# Start of Available data

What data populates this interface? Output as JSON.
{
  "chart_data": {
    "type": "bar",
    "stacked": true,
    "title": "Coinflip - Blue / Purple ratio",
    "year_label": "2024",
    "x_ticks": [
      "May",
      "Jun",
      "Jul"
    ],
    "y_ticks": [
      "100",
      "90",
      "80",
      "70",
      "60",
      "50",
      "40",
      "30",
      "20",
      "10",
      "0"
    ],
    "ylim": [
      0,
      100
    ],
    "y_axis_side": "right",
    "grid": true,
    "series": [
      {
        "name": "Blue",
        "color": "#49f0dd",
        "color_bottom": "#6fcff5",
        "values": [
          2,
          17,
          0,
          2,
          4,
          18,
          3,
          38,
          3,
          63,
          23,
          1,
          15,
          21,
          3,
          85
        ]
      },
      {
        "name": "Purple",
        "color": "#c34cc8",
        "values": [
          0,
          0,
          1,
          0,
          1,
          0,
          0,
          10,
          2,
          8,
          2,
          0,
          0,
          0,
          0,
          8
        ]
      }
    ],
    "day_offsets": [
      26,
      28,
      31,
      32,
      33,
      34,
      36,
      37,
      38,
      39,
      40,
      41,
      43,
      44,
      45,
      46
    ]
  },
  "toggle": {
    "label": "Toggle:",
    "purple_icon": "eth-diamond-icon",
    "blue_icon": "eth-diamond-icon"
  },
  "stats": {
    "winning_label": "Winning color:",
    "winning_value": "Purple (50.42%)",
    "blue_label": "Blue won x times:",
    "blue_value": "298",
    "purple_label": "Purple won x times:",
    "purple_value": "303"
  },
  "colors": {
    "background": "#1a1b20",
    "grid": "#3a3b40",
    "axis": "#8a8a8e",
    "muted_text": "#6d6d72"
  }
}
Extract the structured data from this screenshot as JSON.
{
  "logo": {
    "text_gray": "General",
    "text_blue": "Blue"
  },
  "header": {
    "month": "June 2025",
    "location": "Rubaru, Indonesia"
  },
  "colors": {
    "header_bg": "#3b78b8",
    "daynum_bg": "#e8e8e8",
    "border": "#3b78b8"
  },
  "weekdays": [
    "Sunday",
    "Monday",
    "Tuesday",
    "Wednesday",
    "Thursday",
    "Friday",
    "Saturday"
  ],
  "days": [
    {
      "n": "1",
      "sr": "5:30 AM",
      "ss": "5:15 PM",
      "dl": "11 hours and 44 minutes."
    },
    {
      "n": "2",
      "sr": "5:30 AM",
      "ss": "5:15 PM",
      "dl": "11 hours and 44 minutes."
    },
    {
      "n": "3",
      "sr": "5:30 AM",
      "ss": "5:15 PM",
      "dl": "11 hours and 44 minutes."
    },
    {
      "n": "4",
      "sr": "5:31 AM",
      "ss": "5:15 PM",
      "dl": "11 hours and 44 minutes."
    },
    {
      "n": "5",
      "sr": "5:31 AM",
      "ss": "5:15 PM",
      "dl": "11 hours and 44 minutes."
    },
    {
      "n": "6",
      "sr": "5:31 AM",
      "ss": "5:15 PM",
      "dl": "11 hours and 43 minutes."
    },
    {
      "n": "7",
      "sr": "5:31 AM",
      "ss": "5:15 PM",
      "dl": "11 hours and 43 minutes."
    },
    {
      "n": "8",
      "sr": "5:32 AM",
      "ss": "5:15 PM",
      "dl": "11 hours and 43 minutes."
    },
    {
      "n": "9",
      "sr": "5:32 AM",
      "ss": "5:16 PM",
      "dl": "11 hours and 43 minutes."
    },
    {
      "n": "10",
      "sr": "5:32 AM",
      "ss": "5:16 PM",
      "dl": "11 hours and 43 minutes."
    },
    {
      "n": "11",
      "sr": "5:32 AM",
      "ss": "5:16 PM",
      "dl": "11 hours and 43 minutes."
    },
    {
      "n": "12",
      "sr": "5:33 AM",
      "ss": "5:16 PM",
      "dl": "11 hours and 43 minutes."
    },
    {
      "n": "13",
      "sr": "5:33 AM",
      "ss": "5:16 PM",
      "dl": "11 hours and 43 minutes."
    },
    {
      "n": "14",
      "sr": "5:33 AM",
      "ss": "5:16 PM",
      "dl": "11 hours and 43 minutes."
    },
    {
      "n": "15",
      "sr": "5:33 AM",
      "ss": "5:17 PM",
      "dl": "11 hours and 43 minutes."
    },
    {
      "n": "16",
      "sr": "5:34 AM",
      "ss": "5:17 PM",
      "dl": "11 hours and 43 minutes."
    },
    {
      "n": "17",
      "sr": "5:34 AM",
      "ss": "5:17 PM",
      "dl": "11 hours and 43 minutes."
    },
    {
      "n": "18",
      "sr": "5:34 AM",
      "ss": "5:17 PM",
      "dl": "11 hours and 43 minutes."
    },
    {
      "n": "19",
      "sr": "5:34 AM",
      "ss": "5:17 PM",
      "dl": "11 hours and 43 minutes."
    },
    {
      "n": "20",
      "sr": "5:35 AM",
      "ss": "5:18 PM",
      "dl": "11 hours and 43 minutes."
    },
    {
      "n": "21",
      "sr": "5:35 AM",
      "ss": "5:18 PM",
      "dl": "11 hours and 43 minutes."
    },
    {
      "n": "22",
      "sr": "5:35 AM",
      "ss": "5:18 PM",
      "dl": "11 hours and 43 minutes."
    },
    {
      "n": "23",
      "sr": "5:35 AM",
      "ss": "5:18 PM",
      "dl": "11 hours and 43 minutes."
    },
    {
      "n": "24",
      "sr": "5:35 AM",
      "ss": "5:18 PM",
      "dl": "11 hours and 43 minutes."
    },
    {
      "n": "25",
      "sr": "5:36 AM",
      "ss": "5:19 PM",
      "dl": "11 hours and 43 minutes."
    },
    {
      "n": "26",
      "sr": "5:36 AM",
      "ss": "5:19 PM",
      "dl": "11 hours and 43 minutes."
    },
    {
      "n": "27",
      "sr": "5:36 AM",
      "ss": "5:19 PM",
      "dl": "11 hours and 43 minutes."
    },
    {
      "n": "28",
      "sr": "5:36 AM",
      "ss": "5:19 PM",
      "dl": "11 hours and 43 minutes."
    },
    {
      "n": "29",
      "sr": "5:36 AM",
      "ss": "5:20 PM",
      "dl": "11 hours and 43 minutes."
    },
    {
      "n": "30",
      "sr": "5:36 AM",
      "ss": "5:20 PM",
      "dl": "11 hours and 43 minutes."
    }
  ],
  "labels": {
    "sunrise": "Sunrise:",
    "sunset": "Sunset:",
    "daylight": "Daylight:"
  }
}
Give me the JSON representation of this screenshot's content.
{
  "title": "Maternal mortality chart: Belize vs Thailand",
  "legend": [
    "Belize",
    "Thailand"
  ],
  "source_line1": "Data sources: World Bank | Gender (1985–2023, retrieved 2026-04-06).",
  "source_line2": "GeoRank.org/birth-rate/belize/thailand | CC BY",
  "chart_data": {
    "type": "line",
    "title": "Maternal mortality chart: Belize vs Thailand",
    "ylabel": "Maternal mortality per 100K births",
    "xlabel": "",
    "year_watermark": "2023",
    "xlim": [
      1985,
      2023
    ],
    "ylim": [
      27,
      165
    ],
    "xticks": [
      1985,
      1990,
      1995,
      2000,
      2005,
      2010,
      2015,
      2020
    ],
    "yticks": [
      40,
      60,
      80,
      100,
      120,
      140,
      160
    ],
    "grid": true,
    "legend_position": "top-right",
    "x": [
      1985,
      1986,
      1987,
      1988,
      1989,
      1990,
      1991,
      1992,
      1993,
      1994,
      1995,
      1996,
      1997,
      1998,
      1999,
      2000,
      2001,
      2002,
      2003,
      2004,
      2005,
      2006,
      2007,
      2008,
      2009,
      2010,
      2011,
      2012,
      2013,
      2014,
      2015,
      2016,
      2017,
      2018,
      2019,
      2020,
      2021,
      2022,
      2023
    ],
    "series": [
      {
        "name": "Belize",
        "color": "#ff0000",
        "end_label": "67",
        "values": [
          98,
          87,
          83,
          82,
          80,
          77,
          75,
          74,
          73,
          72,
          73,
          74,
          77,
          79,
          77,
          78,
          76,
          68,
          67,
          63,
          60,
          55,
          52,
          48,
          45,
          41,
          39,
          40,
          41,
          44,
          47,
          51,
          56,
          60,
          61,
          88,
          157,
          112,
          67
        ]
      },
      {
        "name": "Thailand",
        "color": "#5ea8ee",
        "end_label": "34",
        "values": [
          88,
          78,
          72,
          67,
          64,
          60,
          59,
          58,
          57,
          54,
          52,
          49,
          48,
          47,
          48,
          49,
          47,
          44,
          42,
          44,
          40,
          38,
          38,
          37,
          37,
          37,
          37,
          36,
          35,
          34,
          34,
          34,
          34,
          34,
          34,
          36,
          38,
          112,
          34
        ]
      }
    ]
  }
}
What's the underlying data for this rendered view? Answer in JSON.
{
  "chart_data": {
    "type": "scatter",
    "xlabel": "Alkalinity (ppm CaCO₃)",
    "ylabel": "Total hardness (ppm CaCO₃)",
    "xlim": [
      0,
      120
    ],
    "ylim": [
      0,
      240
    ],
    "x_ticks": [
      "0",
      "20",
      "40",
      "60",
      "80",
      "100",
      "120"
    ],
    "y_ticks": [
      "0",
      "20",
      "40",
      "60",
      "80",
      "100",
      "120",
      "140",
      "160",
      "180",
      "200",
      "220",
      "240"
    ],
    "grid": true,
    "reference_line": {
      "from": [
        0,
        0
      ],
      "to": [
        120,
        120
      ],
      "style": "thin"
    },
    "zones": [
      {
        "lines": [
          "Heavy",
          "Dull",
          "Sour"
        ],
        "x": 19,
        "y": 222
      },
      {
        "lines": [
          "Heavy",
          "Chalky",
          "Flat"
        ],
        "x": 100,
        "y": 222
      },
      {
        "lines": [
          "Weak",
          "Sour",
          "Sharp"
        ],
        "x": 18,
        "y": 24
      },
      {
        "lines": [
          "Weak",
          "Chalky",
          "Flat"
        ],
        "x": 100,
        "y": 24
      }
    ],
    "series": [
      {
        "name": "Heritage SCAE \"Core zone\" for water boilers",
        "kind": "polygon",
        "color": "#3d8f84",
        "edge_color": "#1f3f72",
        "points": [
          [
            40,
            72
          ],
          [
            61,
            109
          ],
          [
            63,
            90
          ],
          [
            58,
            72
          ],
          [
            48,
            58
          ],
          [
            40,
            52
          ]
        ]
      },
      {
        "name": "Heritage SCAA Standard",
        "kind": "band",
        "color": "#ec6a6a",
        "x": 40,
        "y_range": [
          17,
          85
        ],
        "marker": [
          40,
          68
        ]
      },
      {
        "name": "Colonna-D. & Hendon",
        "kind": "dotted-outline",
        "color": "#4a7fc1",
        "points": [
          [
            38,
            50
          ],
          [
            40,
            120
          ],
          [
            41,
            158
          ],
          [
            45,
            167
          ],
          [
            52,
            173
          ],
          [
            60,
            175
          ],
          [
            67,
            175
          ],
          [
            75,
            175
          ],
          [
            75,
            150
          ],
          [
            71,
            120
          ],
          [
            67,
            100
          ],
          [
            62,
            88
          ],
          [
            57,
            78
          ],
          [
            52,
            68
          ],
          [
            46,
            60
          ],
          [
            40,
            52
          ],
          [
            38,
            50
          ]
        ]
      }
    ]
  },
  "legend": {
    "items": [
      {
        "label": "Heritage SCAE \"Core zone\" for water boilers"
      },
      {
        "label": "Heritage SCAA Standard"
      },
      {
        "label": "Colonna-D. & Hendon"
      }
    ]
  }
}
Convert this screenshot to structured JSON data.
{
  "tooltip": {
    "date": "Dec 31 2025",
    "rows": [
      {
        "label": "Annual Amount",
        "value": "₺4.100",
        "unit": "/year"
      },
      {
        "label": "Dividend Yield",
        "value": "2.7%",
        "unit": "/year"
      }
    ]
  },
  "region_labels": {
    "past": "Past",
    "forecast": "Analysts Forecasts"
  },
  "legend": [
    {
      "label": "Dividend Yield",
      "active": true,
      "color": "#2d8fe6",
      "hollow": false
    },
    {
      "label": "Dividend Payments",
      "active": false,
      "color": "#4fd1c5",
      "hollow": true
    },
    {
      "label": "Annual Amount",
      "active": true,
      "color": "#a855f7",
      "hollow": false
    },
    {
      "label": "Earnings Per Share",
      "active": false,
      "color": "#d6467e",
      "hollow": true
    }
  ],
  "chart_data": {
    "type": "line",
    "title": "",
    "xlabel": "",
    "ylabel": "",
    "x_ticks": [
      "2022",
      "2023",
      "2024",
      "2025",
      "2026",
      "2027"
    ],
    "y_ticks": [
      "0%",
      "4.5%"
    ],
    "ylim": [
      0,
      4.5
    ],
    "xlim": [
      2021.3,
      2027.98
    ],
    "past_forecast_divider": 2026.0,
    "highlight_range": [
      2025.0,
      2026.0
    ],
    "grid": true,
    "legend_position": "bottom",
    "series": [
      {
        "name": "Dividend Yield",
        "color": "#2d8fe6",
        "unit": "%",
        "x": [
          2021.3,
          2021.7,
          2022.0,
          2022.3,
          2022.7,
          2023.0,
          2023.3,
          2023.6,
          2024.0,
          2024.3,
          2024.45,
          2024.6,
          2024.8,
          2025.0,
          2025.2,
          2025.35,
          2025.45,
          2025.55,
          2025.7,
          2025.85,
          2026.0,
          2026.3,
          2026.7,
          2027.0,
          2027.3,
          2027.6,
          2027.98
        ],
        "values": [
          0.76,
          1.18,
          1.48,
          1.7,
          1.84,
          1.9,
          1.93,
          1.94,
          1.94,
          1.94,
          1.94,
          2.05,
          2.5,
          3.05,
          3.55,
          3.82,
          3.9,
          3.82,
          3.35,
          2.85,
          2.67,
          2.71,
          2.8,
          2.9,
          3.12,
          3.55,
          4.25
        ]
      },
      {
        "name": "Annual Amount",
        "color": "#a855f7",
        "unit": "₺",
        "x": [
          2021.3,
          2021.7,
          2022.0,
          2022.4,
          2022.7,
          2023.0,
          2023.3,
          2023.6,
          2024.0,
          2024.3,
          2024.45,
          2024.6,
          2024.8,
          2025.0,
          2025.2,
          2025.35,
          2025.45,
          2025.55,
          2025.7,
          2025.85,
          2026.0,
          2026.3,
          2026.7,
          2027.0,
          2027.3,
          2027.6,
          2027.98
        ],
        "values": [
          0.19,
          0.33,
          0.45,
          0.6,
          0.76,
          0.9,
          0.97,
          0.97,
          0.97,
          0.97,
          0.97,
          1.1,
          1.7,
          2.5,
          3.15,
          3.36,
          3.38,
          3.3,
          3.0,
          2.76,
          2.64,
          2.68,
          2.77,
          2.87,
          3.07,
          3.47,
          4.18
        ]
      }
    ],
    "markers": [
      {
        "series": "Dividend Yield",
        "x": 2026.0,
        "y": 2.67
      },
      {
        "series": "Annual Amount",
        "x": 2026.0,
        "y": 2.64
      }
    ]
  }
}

# End of Available data

◆ Task details ◆
From the entries above, copy each line holding "boilers".

◆ Written response ◆
        "name": "Heritage SCAE \"Core zone\" for water boilers",
        "label": "Heritage SCAE \"Core zone\" for water boilers"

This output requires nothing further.